| DIRECTIONS FOR THIS TASK |
Reproduce the records below in their entirety, character for character.

| THE INPUT |
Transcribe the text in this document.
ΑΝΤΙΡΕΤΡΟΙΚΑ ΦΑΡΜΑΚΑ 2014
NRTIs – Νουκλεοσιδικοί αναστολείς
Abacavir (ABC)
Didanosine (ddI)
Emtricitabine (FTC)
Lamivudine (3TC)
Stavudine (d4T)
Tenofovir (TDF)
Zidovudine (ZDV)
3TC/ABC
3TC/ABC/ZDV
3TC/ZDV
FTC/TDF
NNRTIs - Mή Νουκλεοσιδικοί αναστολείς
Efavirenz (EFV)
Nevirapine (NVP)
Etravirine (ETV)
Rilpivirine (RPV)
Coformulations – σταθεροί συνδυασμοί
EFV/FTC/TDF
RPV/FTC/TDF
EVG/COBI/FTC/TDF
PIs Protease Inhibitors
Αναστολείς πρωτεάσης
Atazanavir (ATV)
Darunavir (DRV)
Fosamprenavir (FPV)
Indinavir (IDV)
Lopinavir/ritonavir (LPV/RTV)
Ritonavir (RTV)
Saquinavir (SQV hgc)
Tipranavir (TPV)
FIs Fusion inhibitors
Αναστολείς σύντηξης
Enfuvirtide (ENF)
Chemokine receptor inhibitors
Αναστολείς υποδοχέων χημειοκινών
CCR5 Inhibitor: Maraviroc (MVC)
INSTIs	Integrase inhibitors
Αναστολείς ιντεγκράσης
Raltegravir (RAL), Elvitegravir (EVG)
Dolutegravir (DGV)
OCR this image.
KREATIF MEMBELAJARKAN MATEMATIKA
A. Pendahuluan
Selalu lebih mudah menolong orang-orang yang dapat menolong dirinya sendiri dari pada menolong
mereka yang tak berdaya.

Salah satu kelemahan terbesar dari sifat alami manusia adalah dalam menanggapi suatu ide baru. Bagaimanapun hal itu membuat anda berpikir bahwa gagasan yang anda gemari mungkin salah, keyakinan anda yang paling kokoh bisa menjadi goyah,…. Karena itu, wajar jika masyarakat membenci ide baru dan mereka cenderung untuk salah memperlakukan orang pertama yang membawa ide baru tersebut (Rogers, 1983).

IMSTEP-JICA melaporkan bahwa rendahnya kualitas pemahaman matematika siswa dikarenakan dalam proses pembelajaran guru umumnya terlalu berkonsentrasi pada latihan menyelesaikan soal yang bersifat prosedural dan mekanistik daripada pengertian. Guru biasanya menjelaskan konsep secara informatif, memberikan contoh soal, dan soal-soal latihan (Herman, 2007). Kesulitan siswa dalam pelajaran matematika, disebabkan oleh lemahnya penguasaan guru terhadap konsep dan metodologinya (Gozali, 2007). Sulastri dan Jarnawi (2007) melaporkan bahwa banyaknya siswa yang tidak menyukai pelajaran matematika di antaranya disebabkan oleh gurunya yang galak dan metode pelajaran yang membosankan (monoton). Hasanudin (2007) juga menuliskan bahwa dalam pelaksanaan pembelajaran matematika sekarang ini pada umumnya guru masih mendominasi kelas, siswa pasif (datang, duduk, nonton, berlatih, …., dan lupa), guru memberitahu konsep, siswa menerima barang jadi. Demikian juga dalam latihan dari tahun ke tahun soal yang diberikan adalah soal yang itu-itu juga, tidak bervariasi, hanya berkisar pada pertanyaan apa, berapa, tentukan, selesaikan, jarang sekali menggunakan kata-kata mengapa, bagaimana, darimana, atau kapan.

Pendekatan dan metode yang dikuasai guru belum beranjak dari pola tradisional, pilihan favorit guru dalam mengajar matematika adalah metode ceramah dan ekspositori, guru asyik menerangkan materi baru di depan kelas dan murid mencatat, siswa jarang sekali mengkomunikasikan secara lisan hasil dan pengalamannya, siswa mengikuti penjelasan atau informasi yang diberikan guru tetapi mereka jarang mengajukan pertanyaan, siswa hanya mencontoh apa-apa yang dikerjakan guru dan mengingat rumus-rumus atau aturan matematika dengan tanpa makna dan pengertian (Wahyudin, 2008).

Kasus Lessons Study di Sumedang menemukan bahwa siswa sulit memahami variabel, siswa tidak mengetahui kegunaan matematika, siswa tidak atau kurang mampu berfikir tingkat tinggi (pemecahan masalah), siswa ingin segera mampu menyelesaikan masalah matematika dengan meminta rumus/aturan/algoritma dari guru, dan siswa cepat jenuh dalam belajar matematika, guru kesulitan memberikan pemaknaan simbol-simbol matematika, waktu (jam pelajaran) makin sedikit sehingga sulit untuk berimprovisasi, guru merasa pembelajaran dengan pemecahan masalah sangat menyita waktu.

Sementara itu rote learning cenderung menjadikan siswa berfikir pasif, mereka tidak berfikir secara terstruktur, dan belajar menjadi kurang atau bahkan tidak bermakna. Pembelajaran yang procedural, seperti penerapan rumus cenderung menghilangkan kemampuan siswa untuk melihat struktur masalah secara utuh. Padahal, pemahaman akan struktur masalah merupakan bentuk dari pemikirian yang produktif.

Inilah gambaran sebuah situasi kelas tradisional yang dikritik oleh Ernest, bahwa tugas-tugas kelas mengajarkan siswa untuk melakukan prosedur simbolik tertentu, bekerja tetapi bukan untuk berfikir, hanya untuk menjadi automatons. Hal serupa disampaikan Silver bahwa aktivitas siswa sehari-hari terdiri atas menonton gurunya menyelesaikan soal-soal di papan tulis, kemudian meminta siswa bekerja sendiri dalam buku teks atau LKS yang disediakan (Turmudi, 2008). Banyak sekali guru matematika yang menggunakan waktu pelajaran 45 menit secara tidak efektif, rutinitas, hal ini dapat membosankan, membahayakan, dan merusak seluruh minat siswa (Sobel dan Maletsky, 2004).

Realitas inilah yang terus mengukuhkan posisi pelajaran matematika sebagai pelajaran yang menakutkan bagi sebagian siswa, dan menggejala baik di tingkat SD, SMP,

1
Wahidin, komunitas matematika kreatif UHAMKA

| RESULT FOR THIS TASK |
Transcribe the text in this document.
ΑΝΤΙΡΕΤΡΟΙΚΑ ΦΑΡΜΑΚΑ 2014
NRTIs – Νουκλεοσιδικοί αναστολείς
Abacavir (ABC)
Didanosine (ddI)
Emtricitabine (FTC)
Lamivudine (3TC)
Stavudine (d4T)
Tenofovir (TDF)
Zidovudine (ZDV)
3TC/ABC
3TC/ABC/ZDV
3TC/ZDV
FTC/TDF
NNRTIs - Mή Νουκλεοσιδικοί αναστολείς
Efavirenz (EFV)
Nevirapine (NVP)
Etravirine (ETV)
Rilpivirine (RPV)
Coformulations – σταθεροί συνδυασμοί
EFV/FTC/TDF
RPV/FTC/TDF
EVG/COBI/FTC/TDF
PIs Protease Inhibitors
Αναστολείς πρωτεάσης
Atazanavir (ATV)
Darunavir (DRV)
Fosamprenavir (FPV)
Indinavir (IDV)
Lopinavir/ritonavir (LPV/RTV)
Ritonavir (RTV)
Saquinavir (SQV hgc)
Tipranavir (TPV)
FIs Fusion inhibitors
Αναστολείς σύντηξης
Enfuvirtide (ENF)
Chemokine receptor inhibitors
Αναστολείς υποδοχέων χημειοκινών
CCR5 Inhibitor: Maraviroc (MVC)
INSTIs	Integrase inhibitors
Αναστολείς ιντεγκράσης
Raltegravir (RAL), Elvitegravir (EVG)
Dolutegravir (DGV)
OCR this image.
KREATIF MEMBELAJARKAN MATEMATIKA
A. Pendahuluan
Selalu lebih mudah menolong orang-orang yang dapat menolong dirinya sendiri dari pada menolong
mereka yang tak berdaya.

Salah satu kelemahan terbesar dari sifat alami manusia adalah dalam menanggapi suatu ide baru. Bagaimanapun hal itu membuat anda berpikir bahwa gagasan yang anda gemari mungkin salah, keyakinan anda yang paling kokoh bisa menjadi goyah,…. Karena itu, wajar jika masyarakat membenci ide baru dan mereka cenderung untuk salah memperlakukan orang pertama yang membawa ide baru tersebut (Rogers, 1983).

IMSTEP-JICA melaporkan bahwa rendahnya kualitas pemahaman matematika siswa dikarenakan dalam proses pembelajaran guru umumnya terlalu berkonsentrasi pada latihan menyelesaikan soal yang bersifat prosedural dan mekanistik daripada pengertian. Guru biasanya menjelaskan konsep secara informatif, memberikan contoh soal, dan soal-soal latihan (Herman, 2007). Kesulitan siswa dalam pelajaran matematika, disebabkan oleh lemahnya penguasaan guru terhadap konsep dan metodologinya (Gozali, 2007). Sulastri dan Jarnawi (2007) melaporkan bahwa banyaknya siswa yang tidak menyukai pelajaran matematika di antaranya disebabkan oleh gurunya yang galak dan metode pelajaran yang membosankan (monoton). Hasanudin (2007) juga menuliskan bahwa dalam pelaksanaan pembelajaran matematika sekarang ini pada umumnya guru masih mendominasi kelas, siswa pasif (datang, duduk, nonton, berlatih, …., dan lupa), guru memberitahu konsep, siswa menerima barang jadi. Demikian juga dalam latihan dari tahun ke tahun soal yang diberikan adalah soal yang itu-itu juga, tidak bervariasi, hanya berkisar pada pertanyaan apa, berapa, tentukan, selesaikan, jarang sekali menggunakan kata-kata mengapa, bagaimana, darimana, atau kapan.

Pendekatan dan metode yang dikuasai guru belum beranjak dari pola tradisional, pilihan favorit guru dalam mengajar matematika adalah metode ceramah dan ekspositori, guru asyik menerangkan materi baru di depan kelas dan murid mencatat, siswa jarang sekali mengkomunikasikan secara lisan hasil dan pengalamannya, siswa mengikuti penjelasan atau informasi yang diberikan guru tetapi mereka jarang mengajukan pertanyaan, siswa hanya mencontoh apa-apa yang dikerjakan guru dan mengingat rumus-rumus atau aturan matematika dengan tanpa makna dan pengertian (Wahyudin, 2008).

Kasus Lessons Study di Sumedang menemukan bahwa siswa sulit memahami variabel, siswa tidak mengetahui kegunaan matematika, siswa tidak atau kurang mampu berfikir tingkat tinggi (pemecahan masalah), siswa ingin segera mampu menyelesaikan masalah matematika dengan meminta rumus/aturan/algoritma dari guru, dan siswa cepat jenuh dalam belajar matematika, guru kesulitan memberikan pemaknaan simbol-simbol matematika, waktu (jam pelajaran) makin sedikit sehingga sulit untuk berimprovisasi, guru merasa pembelajaran dengan pemecahan masalah sangat menyita waktu.

Sementara itu rote learning cenderung menjadikan siswa berfikir pasif, mereka tidak berfikir secara terstruktur, dan belajar menjadi kurang atau bahkan tidak bermakna. Pembelajaran yang procedural, seperti penerapan rumus cenderung menghilangkan kemampuan siswa untuk melihat struktur masalah secara utuh. Padahal, pemahaman akan struktur masalah merupakan bentuk dari pemikirian yang produktif.

Inilah gambaran sebuah situasi kelas tradisional yang dikritik oleh Ernest, bahwa tugas-tugas kelas mengajarkan siswa untuk melakukan prosedur simbolik tertentu, bekerja tetapi bukan untuk berfikir, hanya untuk menjadi automatons. Hal serupa disampaikan Silver bahwa aktivitas siswa sehari-hari terdiri atas menonton gurunya menyelesaikan soal-soal di papan tulis, kemudian meminta siswa bekerja sendiri dalam buku teks atau LKS yang disediakan (Turmudi, 2008). Banyak sekali guru matematika yang menggunakan waktu pelajaran 45 menit secara tidak efektif, rutinitas, hal ini dapat membosankan, membahayakan, dan merusak seluruh minat siswa (Sobel dan Maletsky, 2004).

Realitas inilah yang terus mengukuhkan posisi pelajaran matematika sebagai pelajaran yang menakutkan bagi sebagian siswa, dan menggejala baik di tingkat SD, SMP,

1
Wahidin, komunitas matematika kreatif UHAMKA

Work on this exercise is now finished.